Source records
::::::::::
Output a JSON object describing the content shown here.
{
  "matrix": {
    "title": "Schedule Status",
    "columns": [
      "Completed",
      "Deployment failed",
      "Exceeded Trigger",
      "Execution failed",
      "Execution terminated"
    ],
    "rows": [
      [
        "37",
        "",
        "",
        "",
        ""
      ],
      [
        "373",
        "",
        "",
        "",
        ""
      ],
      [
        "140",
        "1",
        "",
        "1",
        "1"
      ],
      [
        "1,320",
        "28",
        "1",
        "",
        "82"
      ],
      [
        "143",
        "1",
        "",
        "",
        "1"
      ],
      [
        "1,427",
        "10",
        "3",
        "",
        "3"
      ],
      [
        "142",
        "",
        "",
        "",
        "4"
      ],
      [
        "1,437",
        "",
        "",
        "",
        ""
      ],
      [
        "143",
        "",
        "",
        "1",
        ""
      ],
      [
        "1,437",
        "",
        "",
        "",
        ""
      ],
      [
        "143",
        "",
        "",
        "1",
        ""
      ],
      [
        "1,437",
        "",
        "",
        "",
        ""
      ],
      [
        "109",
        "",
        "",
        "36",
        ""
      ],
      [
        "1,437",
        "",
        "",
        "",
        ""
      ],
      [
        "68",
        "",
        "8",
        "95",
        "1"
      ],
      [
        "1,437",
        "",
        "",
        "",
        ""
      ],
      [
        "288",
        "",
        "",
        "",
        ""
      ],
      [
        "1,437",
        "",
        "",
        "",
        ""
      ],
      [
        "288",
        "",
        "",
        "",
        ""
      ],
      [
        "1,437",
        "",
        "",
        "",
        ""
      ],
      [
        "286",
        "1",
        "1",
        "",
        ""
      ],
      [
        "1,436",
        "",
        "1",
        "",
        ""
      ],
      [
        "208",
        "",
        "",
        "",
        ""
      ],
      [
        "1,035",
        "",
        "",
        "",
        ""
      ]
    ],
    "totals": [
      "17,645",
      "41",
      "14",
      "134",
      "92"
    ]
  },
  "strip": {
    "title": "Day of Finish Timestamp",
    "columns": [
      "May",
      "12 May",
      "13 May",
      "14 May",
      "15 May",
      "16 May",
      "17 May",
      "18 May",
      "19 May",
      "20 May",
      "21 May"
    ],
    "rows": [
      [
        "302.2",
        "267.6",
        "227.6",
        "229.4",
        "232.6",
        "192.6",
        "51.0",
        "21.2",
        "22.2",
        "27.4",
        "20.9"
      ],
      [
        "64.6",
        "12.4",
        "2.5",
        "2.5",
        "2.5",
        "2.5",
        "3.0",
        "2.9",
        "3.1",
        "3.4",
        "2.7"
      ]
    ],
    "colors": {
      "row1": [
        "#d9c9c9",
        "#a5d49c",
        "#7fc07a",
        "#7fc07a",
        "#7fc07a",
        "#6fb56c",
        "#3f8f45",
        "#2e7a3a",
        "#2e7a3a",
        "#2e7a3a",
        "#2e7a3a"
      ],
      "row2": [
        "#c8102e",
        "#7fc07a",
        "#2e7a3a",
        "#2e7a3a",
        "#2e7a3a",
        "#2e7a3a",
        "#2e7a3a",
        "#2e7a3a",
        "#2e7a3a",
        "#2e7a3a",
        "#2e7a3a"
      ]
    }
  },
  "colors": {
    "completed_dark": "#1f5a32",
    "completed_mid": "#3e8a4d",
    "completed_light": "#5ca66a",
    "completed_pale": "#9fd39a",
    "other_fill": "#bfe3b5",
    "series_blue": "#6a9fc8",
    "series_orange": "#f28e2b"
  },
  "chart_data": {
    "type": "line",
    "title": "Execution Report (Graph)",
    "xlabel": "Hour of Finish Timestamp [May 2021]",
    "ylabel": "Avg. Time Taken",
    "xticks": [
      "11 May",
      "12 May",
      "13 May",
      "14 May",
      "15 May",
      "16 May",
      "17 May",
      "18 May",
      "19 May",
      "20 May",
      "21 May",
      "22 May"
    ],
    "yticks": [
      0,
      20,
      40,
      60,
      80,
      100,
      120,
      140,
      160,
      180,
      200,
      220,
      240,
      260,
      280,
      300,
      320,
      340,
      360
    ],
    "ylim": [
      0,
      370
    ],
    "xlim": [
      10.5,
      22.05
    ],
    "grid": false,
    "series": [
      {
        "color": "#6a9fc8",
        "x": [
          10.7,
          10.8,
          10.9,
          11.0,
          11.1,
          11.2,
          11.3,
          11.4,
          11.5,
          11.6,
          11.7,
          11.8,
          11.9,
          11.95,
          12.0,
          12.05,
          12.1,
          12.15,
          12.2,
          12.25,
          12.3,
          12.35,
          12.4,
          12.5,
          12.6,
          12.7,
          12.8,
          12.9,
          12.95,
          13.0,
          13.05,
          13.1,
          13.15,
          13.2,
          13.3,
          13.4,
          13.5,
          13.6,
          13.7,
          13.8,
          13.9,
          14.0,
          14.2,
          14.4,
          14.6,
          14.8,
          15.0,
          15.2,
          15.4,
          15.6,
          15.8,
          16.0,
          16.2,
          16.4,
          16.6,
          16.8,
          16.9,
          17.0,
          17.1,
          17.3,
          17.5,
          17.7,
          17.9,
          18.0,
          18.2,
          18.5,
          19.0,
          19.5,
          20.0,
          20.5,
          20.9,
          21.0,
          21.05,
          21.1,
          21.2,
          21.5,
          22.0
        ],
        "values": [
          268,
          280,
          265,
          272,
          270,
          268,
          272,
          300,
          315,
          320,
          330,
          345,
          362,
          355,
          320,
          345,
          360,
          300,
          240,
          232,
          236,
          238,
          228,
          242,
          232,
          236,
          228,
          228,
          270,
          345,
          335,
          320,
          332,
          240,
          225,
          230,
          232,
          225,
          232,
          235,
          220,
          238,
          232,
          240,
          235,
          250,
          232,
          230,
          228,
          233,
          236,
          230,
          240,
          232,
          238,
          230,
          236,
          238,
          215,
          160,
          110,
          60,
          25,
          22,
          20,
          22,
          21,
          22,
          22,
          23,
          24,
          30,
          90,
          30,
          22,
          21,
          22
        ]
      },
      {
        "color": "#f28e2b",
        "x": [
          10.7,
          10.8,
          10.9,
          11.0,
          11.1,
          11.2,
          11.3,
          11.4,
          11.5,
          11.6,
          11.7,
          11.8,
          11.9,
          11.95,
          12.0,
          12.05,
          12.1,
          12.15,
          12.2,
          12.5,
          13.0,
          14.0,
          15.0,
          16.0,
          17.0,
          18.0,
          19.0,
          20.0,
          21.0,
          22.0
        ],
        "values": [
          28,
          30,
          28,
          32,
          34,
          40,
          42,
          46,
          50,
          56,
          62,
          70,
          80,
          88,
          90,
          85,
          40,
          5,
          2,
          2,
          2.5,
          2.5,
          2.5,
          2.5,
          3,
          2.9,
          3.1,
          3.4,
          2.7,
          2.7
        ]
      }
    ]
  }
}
::::::::::
## [What to produce]
Please output every record, keeping each line exact.

## [Output of the exercise]
Output a JSON object describing the content shown here.
{
  "matrix": {
    "title": "Schedule Status",
    "columns": [
      "Completed",
      "Deployment failed",
      "Exceeded Trigger",
      "Execution failed",
      "Execution terminated"
    ],
    "rows": [
      [
        "37",
        "",
        "",
        "",
        ""
      ],
      [
        "373",
        "",
        "",
        "",
        ""
      ],
      [
        "140",
        "1",
        "",
        "1",
        "1"
      ],
      [
        "1,320",
        "28",
        "1",
        "",
        "82"
      ],
      [
        "143",
        "1",
        "",
        "",
        "1"
      ],
      [
        "1,427",
        "10",
        "3",
        "",
        "3"
      ],
      [
        "142",
        "",
        "",
        "",
        "4"
      ],
      [
        "1,437",
        "",
        "",
        "",
        ""
      ],
      [
        "143",
        "",
        "",
        "1",
        ""
      ],
      [
        "1,437",
        "",
        "",
        "",
        ""
      ],
      [
        "143",
        "",
        "",
        "1",
        ""
      ],
      [
        "1,437",
        "",
        "",
        "",
        ""
      ],
      [
        "109",
        "",
        "",
        "36",
        ""
      ],
      [
        "1,437",
        "",
        "",
        "",
        ""
      ],
      [
        "68",
        "",
        "8",
        "95",
        "1"
      ],
      [
        "1,437",
        "",
        "",
        "",
        ""
      ],
      [
        "288",
        "",
        "",
        "",
        ""
      ],
      [
        "1,437",
        "",
        "",
        "",
        ""
      ],
      [
        "288",
        "",
        "",
        "",
        ""
      ],
      [
        "1,437",
        "",
        "",
        "",
        ""
      ],
      [
        "286",
        "1",
        "1",
        "",
        ""
      ],
      [
        "1,436",
        "",
        "1",
        "",
        ""
      ],
      [
        "208",
        "",
        "",
        "",
        ""
      ],
      [
        "1,035",
        "",
        "",
        "",
        ""
      ]
    ],
    "totals": [
      "17,645",
      "41",
      "14",
      "134",
      "92"
    ]
  },
  "strip": {
    "title": "Day of Finish Timestamp",
    "columns": [
      "May",
      "12 May",
      "13 May",
      "14 May",
      "15 May",
      "16 May",
      "17 May",
      "18 May",
      "19 May",
      "20 May",
      "21 May"
    ],
    "rows": [
      [
        "302.2",
        "267.6",
        "227.6",
        "229.4",
        "232.6",
        "192.6",
        "51.0",
        "21.2",
        "22.2",
        "27.4",
        "20.9"
      ],
      [
        "64.6",
        "12.4",
        "2.5",
        "2.5",
        "2.5",
        "2.5",
        "3.0",
        "2.9",
        "3.1",
        "3.4",
        "2.7"
      ]
    ],
    "colors": {
      "row1": [
        "#d9c9c9",
        "#a5d49c",
        "#7fc07a",
        "#7fc07a",
        "#7fc07a",
        "#6fb56c",
        "#3f8f45",
        "#2e7a3a",
        "#2e7a3a",
        "#2e7a3a",
        "#2e7a3a"
      ],
      "row2": [
        "#c8102e",
        "#7fc07a",
        "#2e7a3a",
        "#2e7a3a",
        "#2e7a3a",
        "#2e7a3a",
        "#2e7a3a",
        "#2e7a3a",
        "#2e7a3a",
        "#2e7a3a",
        "#2e7a3a"
      ]
    }
  },
  "colors": {
    "completed_dark": "#1f5a32",
    "completed_mid": "#3e8a4d",
    "completed_light": "#5ca66a",
    "completed_pale": "#9fd39a",
    "other_fill": "#bfe3b5",
    "series_blue": "#6a9fc8",
    "series_orange": "#f28e2b"
  },
  "chart_data": {
    "type": "line",
    "title": "Execution Report (Graph)",
    "xlabel": "Hour of Finish Timestamp [May 2021]",
    "ylabel": "Avg. Time Taken",
    "xticks": [
      "11 May",
      "12 May",
      "13 May",
      "14 May",
      "15 May",
      "16 May",
      "17 May",
      "18 May",
      "19 May",
      "20 May",
      "21 May",
      "22 May"
    ],
    "yticks": [
      0,
      20,
      40,
      60,
      80,
      100,
      120,
      140,
      160,
      180,
      200,
      220,
      240,
      260,
      280,
      300,
      320,
      340,
      360
    ],
    "ylim": [
      0,
      370
    ],
    "xlim": [
      10.5,
      22.05
    ],
    "grid": false,
    "series": [
      {
        "color": "#6a9fc8",
        "x": [
          10.7,
          10.8,
          10.9,
          11.0,
          11.1,
          11.2,
          11.3,
          11.4,
          11.5,
          11.6,
          11.7,
          11.8,
          11.9,
          11.95,
          12.0,
          12.05,
          12.1,
          12.15,
          12.2,
          12.25,
          12.3,
          12.35,
          12.4,
          12.5,
          12.6,
          12.7,
          12.8,
          12.9,
          12.95,
          13.0,
          13.05,
          13.1,
          13.15,
          13.2,
          13.3,
          13.4,
          13.5,
          13.6,
          13.7,
          13.8,
          13.9,
          14.0,
          14.2,
          14.4,
          14.6,
          14.8,
          15.0,
          15.2,
          15.4,
          15.6,
          15.8,
          16.0,
          16.2,
          16.4,
          16.6,
          16.8,
          16.9,
          17.0,
          17.1,
          17.3,
          17.5,
          17.7,
          17.9,
          18.0,
          18.2,
          18.5,
          19.0,
          19.5,
          20.0,
          20.5,
          20.9,
          21.0,
          21.05,
          21.1,
          21.2,
          21.5,
          22.0
        ],
        "values": [
          268,
          280,
          265,
          272,
          270,
          268,
          272,
          300,
          315,
          320,
          330,
          345,
          362,
          355,
          320,
          345,
          360,
          300,
          240,
          232,
          236,
          238,
          228,
          242,
          232,
          236,
          228,
          228,
          270,
          345,
          335,
          320,
          332,
          240,
          225,
          230,
          232,
          225,
          232,
          235,
          220,
          238,
          232,
          240,
          235,
          250,
          232,
          230,
          228,
          233,
          236,
          230,
          240,
          232,
          238,
          230,
          236,
          238,
          215,
          160,
          110,
          60,
          25,
          22,
          20,
          22,
          21,
          22,
          22,
          23,
          24,
          30,
          90,
          30,
          22,
          21,
          22
        ]
      },
      {
        "color": "#f28e2b",
        "x": [
          10.7,
          10.8,
          10.9,
          11.0,
          11.1,
          11.2,
          11.3,
          11.4,
          11.5,
          11.6,
          11.7,
          11.8,
          11.9,
          11.95,
          12.0,
          12.05,
          12.1,
          12.15,
          12.2,
          12.5,
          13.0,
          14.0,
          15.0,
          16.0,
          17.0,
          18.0,
          19.0,
          20.0,
          21.0,
          22.0
        ],
        "values": [
          28,
          30,
          28,
          32,
          34,
          40,
          42,
          46,
          50,
          56,
          62,
          70,
          80,
          88,
          90,
          85,
          40,
          5,
          2,
          2,
          2.5,
          2.5,
          2.5,
          2.5,
          3,
          2.9,
          3.1,
          3.4,
          2.7,
          2.7
        ]
      }
    ]
  }
}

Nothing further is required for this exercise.